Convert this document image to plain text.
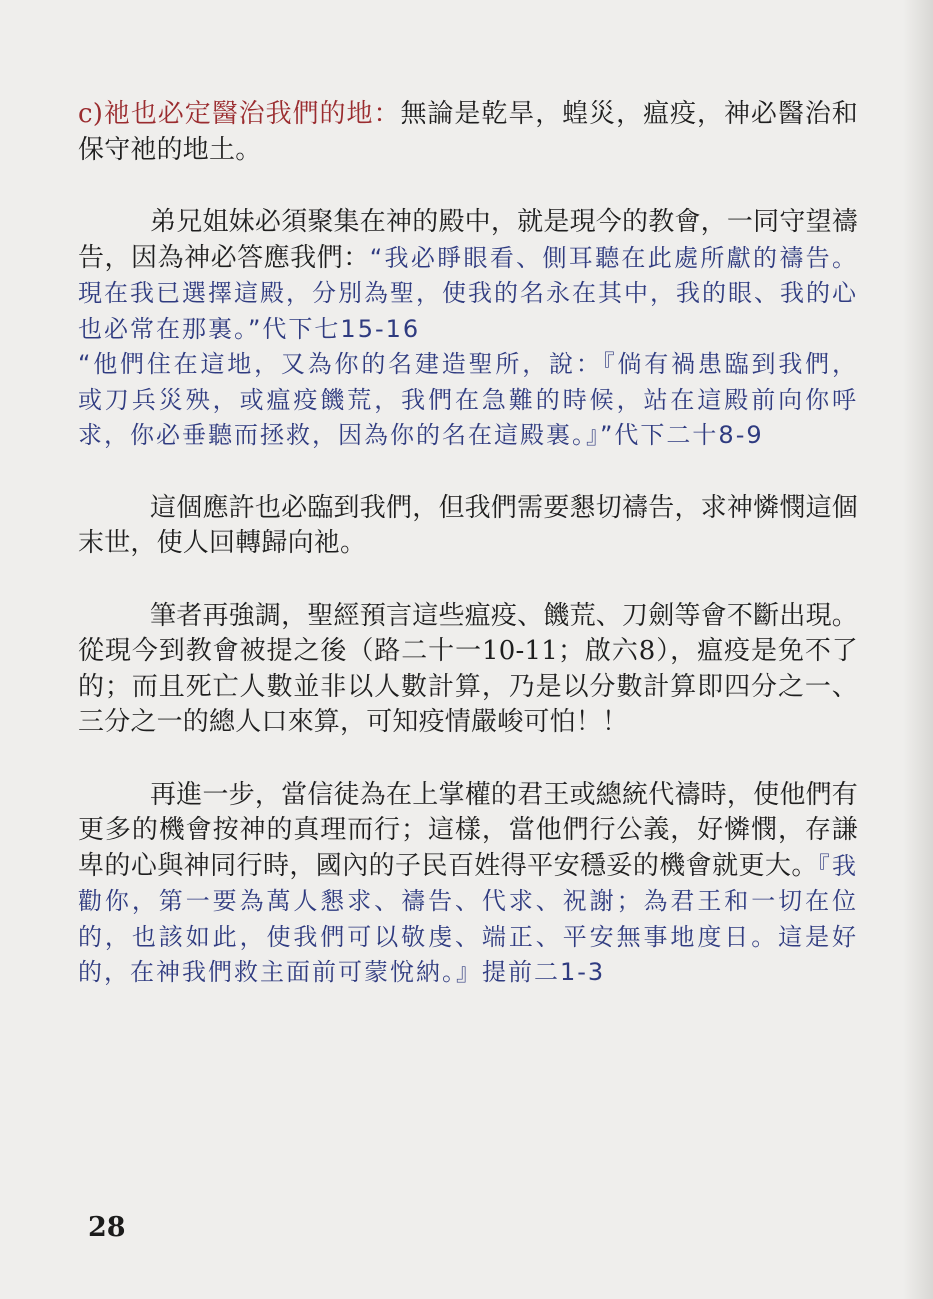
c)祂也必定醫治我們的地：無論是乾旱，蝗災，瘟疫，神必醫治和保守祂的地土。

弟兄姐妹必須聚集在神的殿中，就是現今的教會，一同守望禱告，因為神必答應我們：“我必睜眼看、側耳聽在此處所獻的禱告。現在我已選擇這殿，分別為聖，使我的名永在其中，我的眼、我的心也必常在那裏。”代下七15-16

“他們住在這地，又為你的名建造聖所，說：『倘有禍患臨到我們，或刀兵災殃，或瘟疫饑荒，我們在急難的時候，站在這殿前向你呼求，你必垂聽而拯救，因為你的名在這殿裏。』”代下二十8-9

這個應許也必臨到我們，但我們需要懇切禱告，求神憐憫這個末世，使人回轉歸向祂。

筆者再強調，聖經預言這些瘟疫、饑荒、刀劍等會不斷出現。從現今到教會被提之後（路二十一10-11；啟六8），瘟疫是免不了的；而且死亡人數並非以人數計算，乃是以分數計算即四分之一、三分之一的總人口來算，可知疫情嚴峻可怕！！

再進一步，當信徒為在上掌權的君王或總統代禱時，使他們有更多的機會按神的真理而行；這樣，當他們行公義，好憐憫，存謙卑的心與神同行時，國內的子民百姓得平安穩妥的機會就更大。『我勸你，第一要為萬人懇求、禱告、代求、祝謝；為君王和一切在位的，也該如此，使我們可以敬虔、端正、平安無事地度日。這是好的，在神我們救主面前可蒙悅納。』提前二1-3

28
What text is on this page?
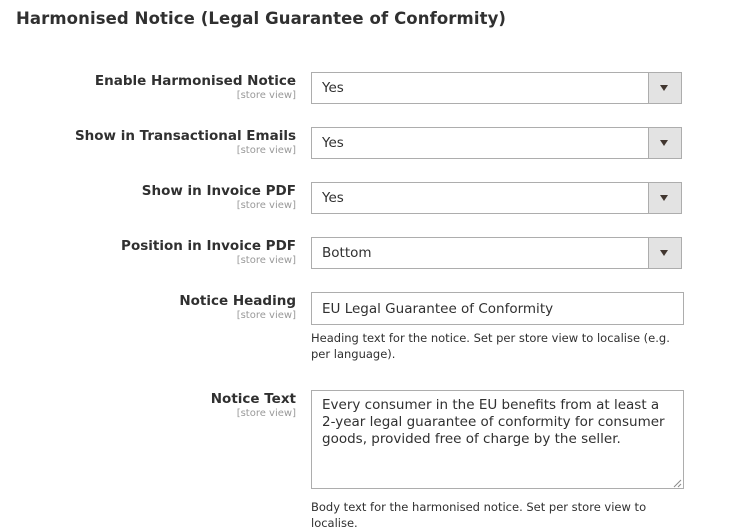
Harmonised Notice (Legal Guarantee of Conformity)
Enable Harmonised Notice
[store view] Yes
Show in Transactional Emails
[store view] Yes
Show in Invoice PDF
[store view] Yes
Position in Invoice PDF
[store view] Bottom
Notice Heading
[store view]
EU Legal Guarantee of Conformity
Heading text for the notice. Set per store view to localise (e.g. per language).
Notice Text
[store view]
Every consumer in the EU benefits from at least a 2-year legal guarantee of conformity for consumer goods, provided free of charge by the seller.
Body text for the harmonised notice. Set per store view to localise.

----

> [STATED GOAL]: Print every record above exactly as written, leaving out the pictures.

> [OUTPUT FOR THIS EXERCISE]:
Convert this document image to plain text.
c)祂也必定醫治我們的地：無論是乾旱，蝗災，瘟疫，神必醫治和保守祂的地土。

弟兄姐妹必須聚集在神的殿中，就是現今的教會，一同守望禱告，因為神必答應我們：“我必睜眼看、側耳聽在此處所獻的禱告。現在我已選擇這殿，分別為聖，使我的名永在其中，我的眼、我的心也必常在那裏。”代下七15-16

“他們住在這地，又為你的名建造聖所，說：『倘有禍患臨到我們，或刀兵災殃，或瘟疫饑荒，我們在急難的時候，站在這殿前向你呼求，你必垂聽而拯救，因為你的名在這殿裏。』”代下二十8-9

這個應許也必臨到我們，但我們需要懇切禱告，求神憐憫這個末世，使人回轉歸向祂。

筆者再強調，聖經預言這些瘟疫、饑荒、刀劍等會不斷出現。從現今到教會被提之後（路二十一10-11；啟六8），瘟疫是免不了的；而且死亡人數並非以人數計算，乃是以分數計算即四分之一、三分之一的總人口來算，可知疫情嚴峻可怕！！

再進一步，當信徒為在上掌權的君王或總統代禱時，使他們有更多的機會按神的真理而行；這樣，當他們行公義，好憐憫，存謙卑的心與神同行時，國內的子民百姓得平安穩妥的機會就更大。『我勸你，第一要為萬人懇求、禱告、代求、祝謝；為君王和一切在位的，也該如此，使我們可以敬虔、端正、平安無事地度日。這是好的，在神我們救主面前可蒙悅納。』提前二1-3

28
What text is on this page?
Harmonised Notice (Legal Guarantee of Conformity)
Enable Harmonised Notice
[store view] Yes
Show in Transactional Emails
[store view] Yes
Show in Invoice PDF
[store view] Yes
Position in Invoice PDF
[store view] Bottom
Notice Heading
[store view]
EU Legal Guarantee of Conformity
Heading text for the notice. Set per store view to localise (e.g. per language).
Notice Text
[store view]
Every consumer in the EU benefits from at least a 2-year legal guarantee of conformity for consumer goods, provided free of charge by the seller.
Body text for the harmonised notice. Set per store view to localise.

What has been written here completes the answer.